START
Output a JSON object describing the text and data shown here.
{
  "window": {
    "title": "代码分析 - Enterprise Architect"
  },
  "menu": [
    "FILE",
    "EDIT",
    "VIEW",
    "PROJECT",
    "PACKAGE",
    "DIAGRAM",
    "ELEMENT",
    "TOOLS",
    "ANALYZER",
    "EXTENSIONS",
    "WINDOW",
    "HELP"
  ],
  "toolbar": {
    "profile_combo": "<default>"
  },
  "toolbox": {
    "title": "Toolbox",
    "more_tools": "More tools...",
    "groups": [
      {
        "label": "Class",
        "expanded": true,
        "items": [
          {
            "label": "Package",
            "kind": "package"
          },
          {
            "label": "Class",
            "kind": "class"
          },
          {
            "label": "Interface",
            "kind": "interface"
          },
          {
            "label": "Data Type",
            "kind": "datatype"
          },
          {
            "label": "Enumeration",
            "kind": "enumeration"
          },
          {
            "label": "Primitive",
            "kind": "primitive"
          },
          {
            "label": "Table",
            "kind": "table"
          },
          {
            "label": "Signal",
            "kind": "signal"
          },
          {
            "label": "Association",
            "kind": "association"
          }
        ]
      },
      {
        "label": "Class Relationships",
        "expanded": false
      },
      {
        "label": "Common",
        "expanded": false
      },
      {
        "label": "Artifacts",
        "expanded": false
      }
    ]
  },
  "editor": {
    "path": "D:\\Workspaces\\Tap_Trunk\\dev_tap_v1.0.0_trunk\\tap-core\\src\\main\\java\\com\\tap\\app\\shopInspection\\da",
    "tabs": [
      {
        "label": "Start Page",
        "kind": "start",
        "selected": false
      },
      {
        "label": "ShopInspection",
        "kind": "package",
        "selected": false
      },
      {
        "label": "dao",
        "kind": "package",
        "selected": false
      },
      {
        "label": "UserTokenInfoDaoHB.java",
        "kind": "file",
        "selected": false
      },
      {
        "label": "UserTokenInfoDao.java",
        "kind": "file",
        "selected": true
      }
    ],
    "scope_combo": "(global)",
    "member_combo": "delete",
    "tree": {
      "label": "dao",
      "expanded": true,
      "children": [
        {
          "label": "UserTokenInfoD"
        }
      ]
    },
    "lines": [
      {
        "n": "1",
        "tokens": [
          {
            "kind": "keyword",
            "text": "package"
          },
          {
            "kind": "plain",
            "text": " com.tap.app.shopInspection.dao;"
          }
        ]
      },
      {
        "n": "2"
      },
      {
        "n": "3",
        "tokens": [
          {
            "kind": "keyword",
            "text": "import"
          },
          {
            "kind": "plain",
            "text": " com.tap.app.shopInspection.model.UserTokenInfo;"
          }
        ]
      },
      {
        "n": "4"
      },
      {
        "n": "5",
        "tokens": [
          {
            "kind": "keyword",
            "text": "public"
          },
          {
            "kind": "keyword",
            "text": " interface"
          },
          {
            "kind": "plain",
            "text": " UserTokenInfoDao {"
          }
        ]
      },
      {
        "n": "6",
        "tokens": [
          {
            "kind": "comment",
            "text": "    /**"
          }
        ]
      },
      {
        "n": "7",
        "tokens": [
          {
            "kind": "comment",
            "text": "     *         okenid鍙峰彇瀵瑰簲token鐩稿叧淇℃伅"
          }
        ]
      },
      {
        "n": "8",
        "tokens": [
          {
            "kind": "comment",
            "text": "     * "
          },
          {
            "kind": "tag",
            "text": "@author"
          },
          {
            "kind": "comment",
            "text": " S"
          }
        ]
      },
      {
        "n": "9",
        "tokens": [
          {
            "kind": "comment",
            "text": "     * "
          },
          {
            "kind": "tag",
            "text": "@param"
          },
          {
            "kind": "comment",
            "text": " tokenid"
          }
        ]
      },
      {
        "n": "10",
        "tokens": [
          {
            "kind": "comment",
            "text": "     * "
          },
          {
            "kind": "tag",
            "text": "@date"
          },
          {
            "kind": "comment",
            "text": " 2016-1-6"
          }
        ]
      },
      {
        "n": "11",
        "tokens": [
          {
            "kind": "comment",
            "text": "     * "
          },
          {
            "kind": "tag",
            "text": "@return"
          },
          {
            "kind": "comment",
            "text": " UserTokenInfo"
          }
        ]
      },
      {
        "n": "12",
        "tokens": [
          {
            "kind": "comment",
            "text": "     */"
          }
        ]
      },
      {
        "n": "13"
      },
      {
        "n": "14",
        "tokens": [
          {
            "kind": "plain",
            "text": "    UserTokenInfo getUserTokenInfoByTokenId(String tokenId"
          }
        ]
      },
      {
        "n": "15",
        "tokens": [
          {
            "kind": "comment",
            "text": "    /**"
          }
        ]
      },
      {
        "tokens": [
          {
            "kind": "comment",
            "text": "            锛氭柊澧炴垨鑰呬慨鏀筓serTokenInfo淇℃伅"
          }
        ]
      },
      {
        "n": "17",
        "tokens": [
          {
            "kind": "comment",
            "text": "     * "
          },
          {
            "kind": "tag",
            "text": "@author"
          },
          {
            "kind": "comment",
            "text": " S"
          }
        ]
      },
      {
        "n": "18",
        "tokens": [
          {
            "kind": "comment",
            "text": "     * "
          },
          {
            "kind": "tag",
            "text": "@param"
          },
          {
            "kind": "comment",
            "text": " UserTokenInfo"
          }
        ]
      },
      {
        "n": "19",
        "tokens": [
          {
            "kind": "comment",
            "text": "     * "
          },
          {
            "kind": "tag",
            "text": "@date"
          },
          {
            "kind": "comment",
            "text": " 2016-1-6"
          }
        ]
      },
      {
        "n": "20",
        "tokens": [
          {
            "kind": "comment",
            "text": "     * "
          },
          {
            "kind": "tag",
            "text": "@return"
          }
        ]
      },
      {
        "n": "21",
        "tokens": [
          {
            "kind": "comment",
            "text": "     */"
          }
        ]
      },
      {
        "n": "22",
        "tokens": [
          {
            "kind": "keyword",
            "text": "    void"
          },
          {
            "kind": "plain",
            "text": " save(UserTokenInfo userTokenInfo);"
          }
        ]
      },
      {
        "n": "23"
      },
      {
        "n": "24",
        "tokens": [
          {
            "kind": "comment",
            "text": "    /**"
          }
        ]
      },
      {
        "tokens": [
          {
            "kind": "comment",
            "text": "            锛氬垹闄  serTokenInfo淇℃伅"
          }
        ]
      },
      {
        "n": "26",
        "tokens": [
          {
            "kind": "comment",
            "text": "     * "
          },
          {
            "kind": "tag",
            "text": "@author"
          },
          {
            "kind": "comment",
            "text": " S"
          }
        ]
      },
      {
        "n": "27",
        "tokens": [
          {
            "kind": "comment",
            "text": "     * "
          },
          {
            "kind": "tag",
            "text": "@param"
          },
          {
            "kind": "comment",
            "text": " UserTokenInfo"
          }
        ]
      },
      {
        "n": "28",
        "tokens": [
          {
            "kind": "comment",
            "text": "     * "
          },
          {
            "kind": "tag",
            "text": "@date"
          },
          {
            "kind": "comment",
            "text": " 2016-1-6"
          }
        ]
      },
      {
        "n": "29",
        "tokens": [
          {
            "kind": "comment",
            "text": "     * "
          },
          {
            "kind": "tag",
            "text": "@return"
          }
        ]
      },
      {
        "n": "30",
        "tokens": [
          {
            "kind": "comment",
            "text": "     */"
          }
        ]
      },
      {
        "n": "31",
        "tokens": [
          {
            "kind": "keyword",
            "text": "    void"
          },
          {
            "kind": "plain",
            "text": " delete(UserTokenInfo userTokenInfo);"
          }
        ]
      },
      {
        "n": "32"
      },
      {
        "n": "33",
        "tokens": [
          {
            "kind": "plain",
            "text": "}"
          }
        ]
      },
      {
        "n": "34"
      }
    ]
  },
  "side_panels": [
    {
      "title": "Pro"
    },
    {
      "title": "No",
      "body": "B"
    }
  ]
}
END
> _Instructions to follow_:
Reproduce the material verbatim, line by line.

> _Answer for the task_:
Output a JSON object describing the text and data shown here.
{
  "window": {
    "title": "代码分析 - Enterprise Architect"
  },
  "menu": [
    "FILE",
    "EDIT",
    "VIEW",
    "PROJECT",
    "PACKAGE",
    "DIAGRAM",
    "ELEMENT",
    "TOOLS",
    "ANALYZER",
    "EXTENSIONS",
    "WINDOW",
    "HELP"
  ],
  "toolbar": {
    "profile_combo": "<default>"
  },
  "toolbox": {
    "title": "Toolbox",
    "more_tools": "More tools...",
    "groups": [
      {
        "label": "Class",
        "expanded": true,
        "items": [
          {
            "label": "Package",
            "kind": "package"
          },
          {
            "label": "Class",
            "kind": "class"
          },
          {
            "label": "Interface",
            "kind": "interface"
          },
          {
            "label": "Data Type",
            "kind": "datatype"
          },
          {
            "label": "Enumeration",
            "kind": "enumeration"
          },
          {
            "label": "Primitive",
            "kind": "primitive"
          },
          {
            "label": "Table",
            "kind": "table"
          },
          {
            "label": "Signal",
            "kind": "signal"
          },
          {
            "label": "Association",
            "kind": "association"
          }
        ]
      },
      {
        "label": "Class Relationships",
        "expanded": false
      },
      {
        "label": "Common",
        "expanded": false
      },
      {
        "label": "Artifacts",
        "expanded": false
      }
    ]
  },
  "editor": {
    "path": "D:\\Workspaces\\Tap_Trunk\\dev_tap_v1.0.0_trunk\\tap-core\\src\\main\\java\\com\\tap\\app\\shopInspection\\da",
    "tabs": [
      {
        "label": "Start Page",
        "kind": "start",
        "selected": false
      },
      {
        "label": "ShopInspection",
        "kind": "package",
        "selected": false
      },
      {
        "label": "dao",
        "kind": "package",
        "selected": false
      },
      {
        "label": "UserTokenInfoDaoHB.java",
        "kind": "file",
        "selected": false
      },
      {
        "label": "UserTokenInfoDao.java",
        "kind": "file",
        "selected": true
      }
    ],
    "scope_combo": "(global)",
    "member_combo": "delete",
    "tree": {
      "label": "dao",
      "expanded": true,
      "children": [
        {
          "label": "UserTokenInfoD"
        }
      ]
    },
    "lines": [
      {
        "n": "1",
        "tokens": [
          {
            "kind": "keyword",
            "text": "package"
          },
          {
            "kind": "plain",
            "text": " com.tap.app.shopInspection.dao;"
          }
        ]
      },
      {
        "n": "2"
      },
      {
        "n": "3",
        "tokens": [
          {
            "kind": "keyword",
            "text": "import"
          },
          {
            "kind": "plain",
            "text": " com.tap.app.shopInspection.model.UserTokenInfo;"
          }
        ]
      },
      {
        "n": "4"
      },
      {
        "n": "5",
        "tokens": [
          {
            "kind": "keyword",
            "text": "public"
          },
          {
            "kind": "keyword",
            "text": " interface"
          },
          {
            "kind": "plain",
            "text": " UserTokenInfoDao {"
          }
        ]
      },
      {
        "n": "6",
        "tokens": [
          {
            "kind": "comment",
            "text": "    /**"
          }
        ]
      },
      {
        "n": "7",
        "tokens": [
          {
            "kind": "comment",
            "text": "     *         okenid鍙峰彇瀵瑰簲token鐩稿叧淇℃伅"
          }
        ]
      },
      {
        "n": "8",
        "tokens": [
          {
            "kind": "comment",
            "text": "     * "
          },
          {
            "kind": "tag",
            "text": "@author"
          },
          {
            "kind": "comment",
            "text": " S"
          }
        ]
      },
      {
        "n": "9",
        "tokens": [
          {
            "kind": "comment",
            "text": "     * "
          },
          {
            "kind": "tag",
            "text": "@param"
          },
          {
            "kind": "comment",
            "text": " tokenid"
          }
        ]
      },
      {
        "n": "10",
        "tokens": [
          {
            "kind": "comment",
            "text": "     * "
          },
          {
            "kind": "tag",
            "text": "@date"
          },
          {
            "kind": "comment",
            "text": " 2016-1-6"
          }
        ]
      },
      {
        "n": "11",
        "tokens": [
          {
            "kind": "comment",
            "text": "     * "
          },
          {
            "kind": "tag",
            "text": "@return"
          },
          {
            "kind": "comment",
            "text": " UserTokenInfo"
          }
        ]
      },
      {
        "n": "12",
        "tokens": [
          {
            "kind": "comment",
            "text": "     */"
          }
        ]
      },
      {
        "n": "13"
      },
      {
        "n": "14",
        "tokens": [
          {
            "kind": "plain",
            "text": "    UserTokenInfo getUserTokenInfoByTokenId(String tokenId"
          }
        ]
      },
      {
        "n": "15",
        "tokens": [
          {
            "kind": "comment",
            "text": "    /**"
          }
        ]
      },
      {
        "tokens": [
          {
            "kind": "comment",
            "text": "            锛氭柊澧炴垨鑰呬慨鏀筓serTokenInfo淇℃伅"
          }
        ]
      },
      {
        "n": "17",
        "tokens": [
          {
            "kind": "comment",
            "text": "     * "
          },
          {
            "kind": "tag",
            "text": "@author"
          },
          {
            "kind": "comment",
            "text": " S"
          }
        ]
      },
      {
        "n": "18",
        "tokens": [
          {
            "kind": "comment",
            "text": "     * "
          },
          {
            "kind": "tag",
            "text": "@param"
          },
          {
            "kind": "comment",
            "text": " UserTokenInfo"
          }
        ]
      },
      {
        "n": "19",
        "tokens": [
          {
            "kind": "comment",
            "text": "     * "
          },
          {
            "kind": "tag",
            "text": "@date"
          },
          {
            "kind": "comment",
            "text": " 2016-1-6"
          }
        ]
      },
      {
        "n": "20",
        "tokens": [
          {
            "kind": "comment",
            "text": "     * "
          },
          {
            "kind": "tag",
            "text": "@return"
          }
        ]
      },
      {
        "n": "21",
        "tokens": [
          {
            "kind": "comment",
            "text": "     */"
          }
        ]
      },
      {
        "n": "22",
        "tokens": [
          {
            "kind": "keyword",
            "text": "    void"
          },
          {
            "kind": "plain",
            "text": " save(UserTokenInfo userTokenInfo);"
          }
        ]
      },
      {
        "n": "23"
      },
      {
        "n": "24",
        "tokens": [
          {
            "kind": "comment",
            "text": "    /**"
          }
        ]
      },
      {
        "tokens": [
          {
            "kind": "comment",
            "text": "            锛氬垹闄  serTokenInfo淇℃伅"
          }
        ]
      },
      {
        "n": "26",
        "tokens": [
          {
            "kind": "comment",
            "text": "     * "
          },
          {
            "kind": "tag",
            "text": "@author"
          },
          {
            "kind": "comment",
            "text": " S"
          }
        ]
      },
      {
        "n": "27",
        "tokens": [
          {
            "kind": "comment",
            "text": "     * "
          },
          {
            "kind": "tag",
            "text": "@param"
          },
          {
            "kind": "comment",
            "text": " UserTokenInfo"
          }
        ]
      },
      {
        "n": "28",
        "tokens": [
          {
            "kind": "comment",
            "text": "     * "
          },
          {
            "kind": "tag",
            "text": "@date"
          },
          {
            "kind": "comment",
            "text": " 2016-1-6"
          }
        ]
      },
      {
        "n": "29",
        "tokens": [
          {
            "kind": "comment",
            "text": "     * "
          },
          {
            "kind": "tag",
            "text": "@return"
          }
        ]
      },
      {
        "n": "30",
        "tokens": [
          {
            "kind": "comment",
            "text": "     */"
          }
        ]
      },
      {
        "n": "31",
        "tokens": [
          {
            "kind": "keyword",
            "text": "    void"
          },
          {
            "kind": "plain",
            "text": " delete(UserTokenInfo userTokenInfo);"
          }
        ]
      },
      {
        "n": "32"
      },
      {
        "n": "33",
        "tokens": [
          {
            "kind": "plain",
            "text": "}"
          }
        ]
      },
      {
        "n": "34"
      }
    ]
  },
  "side_panels": [
    {
      "title": "Pro"
    },
    {
      "title": "No",
      "body": "B"
    }
  ]
}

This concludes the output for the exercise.